======== Supplied passage

Many have said it takes time ,,I hope I'm not missing the THING that will help,

BUT>>>>> [bow] Please try to find some joy or kindness in some part of your day...

Know how many have gone before us..and made it through,,,

I feel like I should be eating Kale, Fake cheese Fake bread, chicken, and any vegie....
Do I??? no..I try ,but am not in control of what I get ...

Meaning ,this all seems so crazy, but ....


YOU DON"T WANT TO GIVE UP.....you have those who love and care for you.........

I know you are missing so much of what you THOUGHT your life would be,,,,Hold on to what care and insightful info you get here..

I'm talking not as a well person, I am so frustrated, but I do talk from experience...

My brother (52) was ill, many similar symptoms some different...lost so much and didn't get/have any knowledgeable help...


He said what you are saying....HE IS GONE>>>

He had so much more to give and my heart breaks ..................he is missed ...............Please hang on with any ounce of hope...

================
======== Study material

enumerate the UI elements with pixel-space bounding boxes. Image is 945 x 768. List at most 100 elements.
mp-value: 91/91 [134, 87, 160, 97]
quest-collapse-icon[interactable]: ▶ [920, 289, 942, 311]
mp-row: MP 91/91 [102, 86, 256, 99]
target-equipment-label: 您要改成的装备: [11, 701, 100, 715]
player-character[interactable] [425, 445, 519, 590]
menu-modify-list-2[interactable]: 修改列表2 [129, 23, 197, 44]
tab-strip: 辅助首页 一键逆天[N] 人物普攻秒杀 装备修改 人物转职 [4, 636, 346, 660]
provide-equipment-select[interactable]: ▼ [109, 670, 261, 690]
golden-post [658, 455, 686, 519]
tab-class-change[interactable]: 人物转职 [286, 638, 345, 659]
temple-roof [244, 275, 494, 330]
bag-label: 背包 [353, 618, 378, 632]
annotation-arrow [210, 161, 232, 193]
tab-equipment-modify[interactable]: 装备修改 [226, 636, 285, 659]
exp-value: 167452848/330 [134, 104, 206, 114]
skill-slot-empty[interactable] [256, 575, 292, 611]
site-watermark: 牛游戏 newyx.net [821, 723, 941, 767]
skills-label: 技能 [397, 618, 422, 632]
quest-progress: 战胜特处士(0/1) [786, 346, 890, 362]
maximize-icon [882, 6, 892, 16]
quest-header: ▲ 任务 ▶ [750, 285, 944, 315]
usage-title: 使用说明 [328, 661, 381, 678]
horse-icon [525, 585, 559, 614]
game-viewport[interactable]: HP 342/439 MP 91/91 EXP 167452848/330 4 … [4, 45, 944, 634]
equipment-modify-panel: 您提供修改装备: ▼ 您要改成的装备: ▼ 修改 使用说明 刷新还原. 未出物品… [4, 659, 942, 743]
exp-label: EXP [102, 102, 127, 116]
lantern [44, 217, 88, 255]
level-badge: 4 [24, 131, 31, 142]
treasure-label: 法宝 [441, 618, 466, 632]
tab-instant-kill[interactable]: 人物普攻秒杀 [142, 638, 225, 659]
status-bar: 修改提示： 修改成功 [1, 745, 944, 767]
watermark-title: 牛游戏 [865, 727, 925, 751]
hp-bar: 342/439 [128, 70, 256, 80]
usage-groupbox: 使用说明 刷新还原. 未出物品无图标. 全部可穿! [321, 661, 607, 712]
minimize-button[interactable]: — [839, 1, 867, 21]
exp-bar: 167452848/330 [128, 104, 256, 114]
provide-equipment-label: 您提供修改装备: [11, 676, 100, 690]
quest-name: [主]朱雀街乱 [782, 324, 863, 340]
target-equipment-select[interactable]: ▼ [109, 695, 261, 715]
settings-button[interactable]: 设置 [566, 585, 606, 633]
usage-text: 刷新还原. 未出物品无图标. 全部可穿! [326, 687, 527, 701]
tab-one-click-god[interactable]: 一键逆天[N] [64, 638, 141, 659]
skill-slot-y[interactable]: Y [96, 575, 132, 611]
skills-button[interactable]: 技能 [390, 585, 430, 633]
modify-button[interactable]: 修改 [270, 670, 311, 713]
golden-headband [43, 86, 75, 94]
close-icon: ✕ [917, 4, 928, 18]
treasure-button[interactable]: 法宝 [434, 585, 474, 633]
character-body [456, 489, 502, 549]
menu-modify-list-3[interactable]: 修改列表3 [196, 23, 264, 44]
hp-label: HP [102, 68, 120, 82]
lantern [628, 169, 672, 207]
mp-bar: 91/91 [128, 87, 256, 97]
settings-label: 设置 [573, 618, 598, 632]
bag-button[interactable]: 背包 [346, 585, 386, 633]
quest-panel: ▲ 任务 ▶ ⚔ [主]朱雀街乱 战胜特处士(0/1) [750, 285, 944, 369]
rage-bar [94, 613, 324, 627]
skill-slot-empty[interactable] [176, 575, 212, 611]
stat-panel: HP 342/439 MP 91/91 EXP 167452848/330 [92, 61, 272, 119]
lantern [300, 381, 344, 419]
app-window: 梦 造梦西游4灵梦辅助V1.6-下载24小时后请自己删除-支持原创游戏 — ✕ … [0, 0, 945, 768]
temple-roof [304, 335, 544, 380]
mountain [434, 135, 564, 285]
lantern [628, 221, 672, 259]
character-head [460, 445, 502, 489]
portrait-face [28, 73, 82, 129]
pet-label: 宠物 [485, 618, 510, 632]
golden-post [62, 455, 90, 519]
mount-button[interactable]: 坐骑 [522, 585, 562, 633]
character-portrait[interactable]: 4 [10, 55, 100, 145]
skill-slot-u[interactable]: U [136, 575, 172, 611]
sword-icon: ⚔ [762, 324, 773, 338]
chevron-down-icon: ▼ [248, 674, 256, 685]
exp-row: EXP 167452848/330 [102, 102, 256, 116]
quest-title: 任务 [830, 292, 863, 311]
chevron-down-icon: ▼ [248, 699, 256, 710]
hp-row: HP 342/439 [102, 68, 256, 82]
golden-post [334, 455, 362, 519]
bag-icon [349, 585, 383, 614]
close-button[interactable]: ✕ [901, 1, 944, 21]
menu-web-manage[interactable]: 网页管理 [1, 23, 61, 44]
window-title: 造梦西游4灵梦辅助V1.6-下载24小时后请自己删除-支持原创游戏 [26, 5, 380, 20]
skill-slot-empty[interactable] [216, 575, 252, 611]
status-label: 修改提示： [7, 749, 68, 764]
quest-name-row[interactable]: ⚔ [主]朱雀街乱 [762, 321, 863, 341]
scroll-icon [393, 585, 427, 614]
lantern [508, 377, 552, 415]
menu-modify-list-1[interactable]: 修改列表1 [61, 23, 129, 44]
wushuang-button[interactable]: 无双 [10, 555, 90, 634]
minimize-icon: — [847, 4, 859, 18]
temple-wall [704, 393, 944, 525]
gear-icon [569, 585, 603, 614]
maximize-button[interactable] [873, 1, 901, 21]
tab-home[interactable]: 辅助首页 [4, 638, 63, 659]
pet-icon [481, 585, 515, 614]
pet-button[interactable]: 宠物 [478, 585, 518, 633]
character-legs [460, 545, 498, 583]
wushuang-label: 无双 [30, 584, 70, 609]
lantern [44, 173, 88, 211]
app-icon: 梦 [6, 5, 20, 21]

================

=== Exercise ===
In the supplied passage, how old was the writer's brother?

=== Solution to this problem ===
He was 52.